Exercise task: Among the entries, which lines carry the string "right"? Copy each of them.

-- Start of Rows --

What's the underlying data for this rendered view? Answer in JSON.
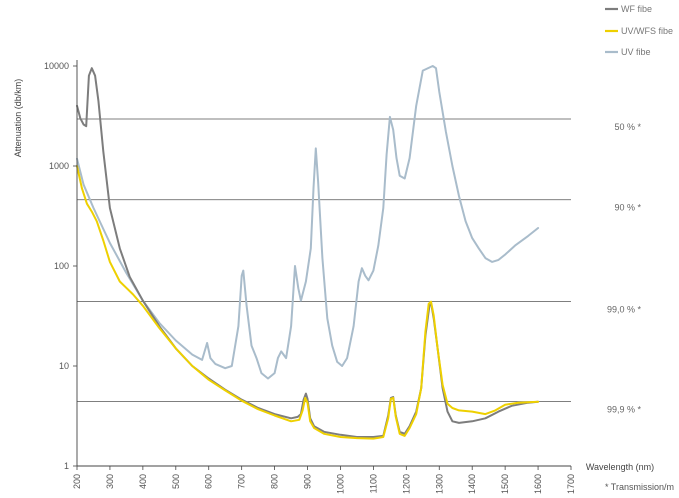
{
  "chart_data": {
    "type": "line",
    "ylabel": "Attenuation (db/km)",
    "xlabel": "Wavelength (nm)",
    "footnote": "* Transmission/m",
    "xlim": [
      200,
      1700
    ],
    "ylim": [
      1,
      10000
    ],
    "yscale": "log",
    "x_ticks": [
      200,
      300,
      400,
      500,
      600,
      700,
      800,
      900,
      1000,
      1100,
      1200,
      1300,
      1400,
      1500,
      1600,
      1700
    ],
    "y_ticks": [
      {
        "value": 1,
        "label": "1"
      },
      {
        "value": 10,
        "label": "10"
      },
      {
        "value": 100,
        "label": "100"
      },
      {
        "value": 1000,
        "label": "1000"
      },
      {
        "value": 10000,
        "label": "10000"
      }
    ],
    "reference_lines": [
      {
        "value": 2950,
        "label": "50 % *"
      },
      {
        "value": 460,
        "label": "90 % *"
      },
      {
        "value": 44,
        "label": "99,0 % *"
      },
      {
        "value": 4.4,
        "label": "99,9 % *"
      }
    ],
    "legend": {
      "position": "top-right"
    },
    "series": [
      {
        "name": "UV fibe",
        "color": "#a9bccb",
        "points": [
          [
            200,
            1180
          ],
          [
            220,
            650
          ],
          [
            250,
            380
          ],
          [
            300,
            170
          ],
          [
            350,
            85
          ],
          [
            400,
            45
          ],
          [
            450,
            27
          ],
          [
            500,
            18
          ],
          [
            550,
            13
          ],
          [
            580,
            11.5
          ],
          [
            595,
            17
          ],
          [
            605,
            12
          ],
          [
            620,
            10.5
          ],
          [
            650,
            9.5
          ],
          [
            670,
            10
          ],
          [
            690,
            25
          ],
          [
            700,
            80
          ],
          [
            705,
            90
          ],
          [
            715,
            40
          ],
          [
            730,
            16
          ],
          [
            745,
            12
          ],
          [
            760,
            8.5
          ],
          [
            780,
            7.5
          ],
          [
            800,
            8.5
          ],
          [
            810,
            12
          ],
          [
            820,
            14
          ],
          [
            835,
            12
          ],
          [
            850,
            25
          ],
          [
            862,
            100
          ],
          [
            872,
            60
          ],
          [
            880,
            45
          ],
          [
            895,
            70
          ],
          [
            910,
            150
          ],
          [
            918,
            600
          ],
          [
            925,
            1500
          ],
          [
            932,
            700
          ],
          [
            945,
            120
          ],
          [
            960,
            30
          ],
          [
            975,
            16
          ],
          [
            990,
            11
          ],
          [
            1005,
            10
          ],
          [
            1020,
            12
          ],
          [
            1040,
            25
          ],
          [
            1055,
            70
          ],
          [
            1065,
            95
          ],
          [
            1075,
            80
          ],
          [
            1085,
            72
          ],
          [
            1100,
            90
          ],
          [
            1115,
            160
          ],
          [
            1130,
            380
          ],
          [
            1140,
            1300
          ],
          [
            1150,
            3100
          ],
          [
            1160,
            2300
          ],
          [
            1170,
            1200
          ],
          [
            1180,
            800
          ],
          [
            1195,
            750
          ],
          [
            1210,
            1200
          ],
          [
            1230,
            4000
          ],
          [
            1250,
            9000
          ],
          [
            1280,
            10000
          ],
          [
            1290,
            9500
          ],
          [
            1300,
            5500
          ],
          [
            1320,
            2200
          ],
          [
            1340,
            1000
          ],
          [
            1360,
            500
          ],
          [
            1380,
            280
          ],
          [
            1400,
            190
          ],
          [
            1420,
            150
          ],
          [
            1440,
            120
          ],
          [
            1460,
            110
          ],
          [
            1480,
            115
          ],
          [
            1500,
            130
          ],
          [
            1530,
            160
          ],
          [
            1570,
            200
          ],
          [
            1600,
            240
          ]
        ]
      },
      {
        "name": "WF fibe",
        "color": "#7d7d7d",
        "points": [
          [
            200,
            4000
          ],
          [
            210,
            3000
          ],
          [
            220,
            2600
          ],
          [
            228,
            2500
          ],
          [
            236,
            8000
          ],
          [
            245,
            9500
          ],
          [
            255,
            8000
          ],
          [
            265,
            4500
          ],
          [
            280,
            1400
          ],
          [
            300,
            380
          ],
          [
            330,
            150
          ],
          [
            360,
            78
          ],
          [
            400,
            45
          ],
          [
            450,
            25
          ],
          [
            500,
            15
          ],
          [
            550,
            10
          ],
          [
            600,
            7.5
          ],
          [
            650,
            5.8
          ],
          [
            700,
            4.6
          ],
          [
            750,
            3.8
          ],
          [
            800,
            3.3
          ],
          [
            850,
            3
          ],
          [
            870,
            3.1
          ],
          [
            880,
            3.3
          ],
          [
            888,
            4.6
          ],
          [
            895,
            5.3
          ],
          [
            900,
            4.7
          ],
          [
            908,
            3
          ],
          [
            920,
            2.5
          ],
          [
            950,
            2.2
          ],
          [
            1000,
            2.05
          ],
          [
            1050,
            1.95
          ],
          [
            1100,
            1.95
          ],
          [
            1130,
            2
          ],
          [
            1145,
            3.2
          ],
          [
            1153,
            4.8
          ],
          [
            1160,
            4.9
          ],
          [
            1168,
            3.2
          ],
          [
            1180,
            2.2
          ],
          [
            1195,
            2.1
          ],
          [
            1210,
            2.5
          ],
          [
            1230,
            3.5
          ],
          [
            1245,
            6
          ],
          [
            1258,
            20
          ],
          [
            1270,
            40
          ],
          [
            1275,
            43
          ],
          [
            1283,
            30
          ],
          [
            1295,
            15
          ],
          [
            1310,
            6
          ],
          [
            1325,
            3.5
          ],
          [
            1340,
            2.8
          ],
          [
            1360,
            2.7
          ],
          [
            1400,
            2.8
          ],
          [
            1440,
            3
          ],
          [
            1480,
            3.5
          ],
          [
            1520,
            4
          ],
          [
            1570,
            4.3
          ],
          [
            1600,
            4.4
          ]
        ]
      },
      {
        "name": "UV/WFS fibe",
        "color": "#eed000",
        "points": [
          [
            200,
            1000
          ],
          [
            215,
            600
          ],
          [
            230,
            420
          ],
          [
            245,
            350
          ],
          [
            260,
            280
          ],
          [
            280,
            180
          ],
          [
            300,
            110
          ],
          [
            330,
            70
          ],
          [
            370,
            52
          ],
          [
            400,
            40
          ],
          [
            450,
            24
          ],
          [
            500,
            15
          ],
          [
            550,
            10
          ],
          [
            600,
            7.3
          ],
          [
            650,
            5.7
          ],
          [
            700,
            4.5
          ],
          [
            750,
            3.7
          ],
          [
            800,
            3.2
          ],
          [
            850,
            2.8
          ],
          [
            875,
            2.9
          ],
          [
            885,
            3.6
          ],
          [
            893,
            4.8
          ],
          [
            900,
            4.3
          ],
          [
            908,
            2.8
          ],
          [
            920,
            2.4
          ],
          [
            950,
            2.1
          ],
          [
            1000,
            1.95
          ],
          [
            1050,
            1.9
          ],
          [
            1100,
            1.88
          ],
          [
            1130,
            1.95
          ],
          [
            1145,
            3
          ],
          [
            1153,
            4.7
          ],
          [
            1160,
            4.8
          ],
          [
            1168,
            3.1
          ],
          [
            1180,
            2.1
          ],
          [
            1195,
            2
          ],
          [
            1210,
            2.4
          ],
          [
            1230,
            3.3
          ],
          [
            1245,
            6
          ],
          [
            1258,
            22
          ],
          [
            1268,
            42
          ],
          [
            1275,
            44
          ],
          [
            1283,
            32
          ],
          [
            1295,
            15
          ],
          [
            1310,
            6.5
          ],
          [
            1325,
            4.2
          ],
          [
            1340,
            3.8
          ],
          [
            1360,
            3.6
          ],
          [
            1400,
            3.5
          ],
          [
            1440,
            3.3
          ],
          [
            1470,
            3.6
          ],
          [
            1500,
            4.1
          ],
          [
            1540,
            4.3
          ],
          [
            1600,
            4.4
          ]
        ]
      }
    ]
  }
}
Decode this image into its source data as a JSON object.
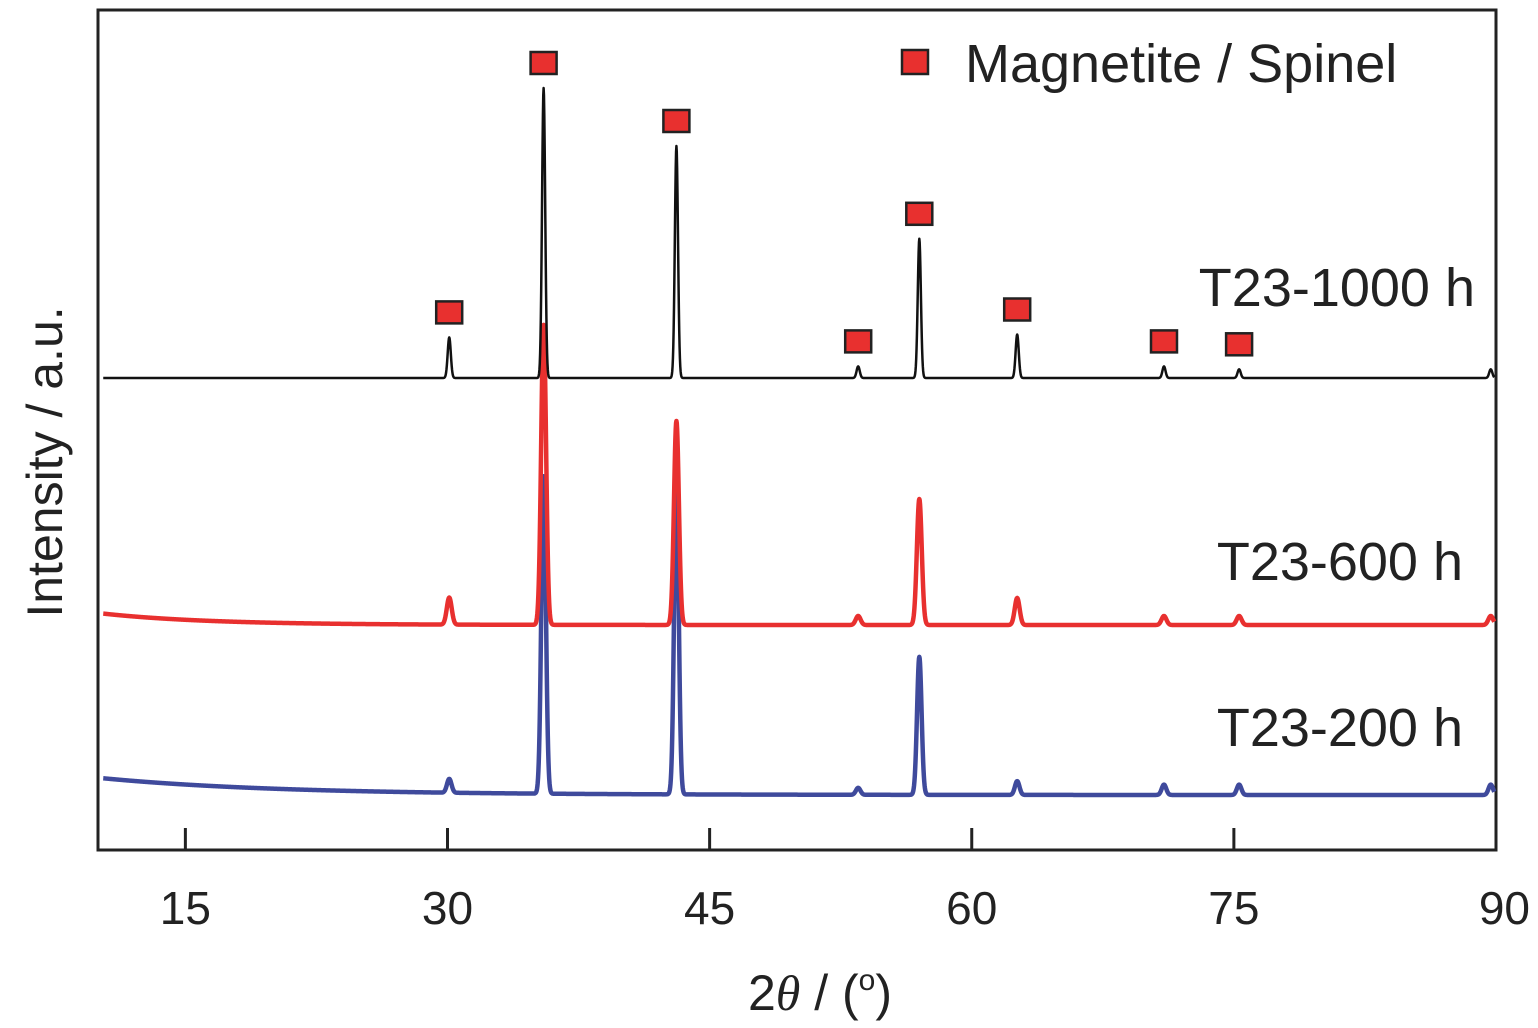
{
  "chart_data": {
    "type": "line",
    "xlabel_prefix": "2",
    "xlabel_symbol": "θ",
    "xlabel_suffix": " / (",
    "xlabel_degree": "o",
    "xlabel_close": ")",
    "ylabel": "Intensity / a.u.",
    "xlim": [
      10,
      90
    ],
    "x_ticks": [
      15,
      30,
      45,
      60,
      75,
      90
    ],
    "y_tick_labels": false,
    "grid": false,
    "legend_placement": "top-right",
    "legend": {
      "label": "Magnetite / Spinel",
      "marker": "square",
      "color": "#e8302f"
    },
    "marker_peaks": [
      30.1,
      35.5,
      43.1,
      53.5,
      57.0,
      62.6,
      71.0,
      75.3
    ],
    "peak_positions": [
      30.1,
      35.5,
      43.1,
      53.5,
      57.0,
      62.6,
      71.0,
      75.3,
      89.7
    ],
    "series": [
      {
        "name": "T23-1000 h",
        "color": "#111111",
        "baseline_start": 0.0,
        "baseline": 0.0,
        "decay": 1.0,
        "peak_heights": [
          0.14,
          1.0,
          0.8,
          0.04,
          0.48,
          0.15,
          0.04,
          0.03,
          0.03
        ]
      },
      {
        "name": "T23-600 h",
        "color": "#e8302f",
        "baseline_start": 0.04,
        "baseline": 0.0,
        "decay": 6.0,
        "peak_heights": [
          0.09,
          1.0,
          0.68,
          0.03,
          0.42,
          0.09,
          0.03,
          0.03,
          0.03
        ]
      },
      {
        "name": "T23-200 h",
        "color": "#3f4a9c",
        "baseline_start": 0.05,
        "baseline": 0.0,
        "decay": 10.0,
        "peak_heights": [
          0.04,
          0.92,
          0.92,
          0.02,
          0.4,
          0.04,
          0.03,
          0.03,
          0.03
        ]
      }
    ]
  }
}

-- End of Rows --

Exercise output:
      "position": "top-right"
    "legend_placement": "top-right",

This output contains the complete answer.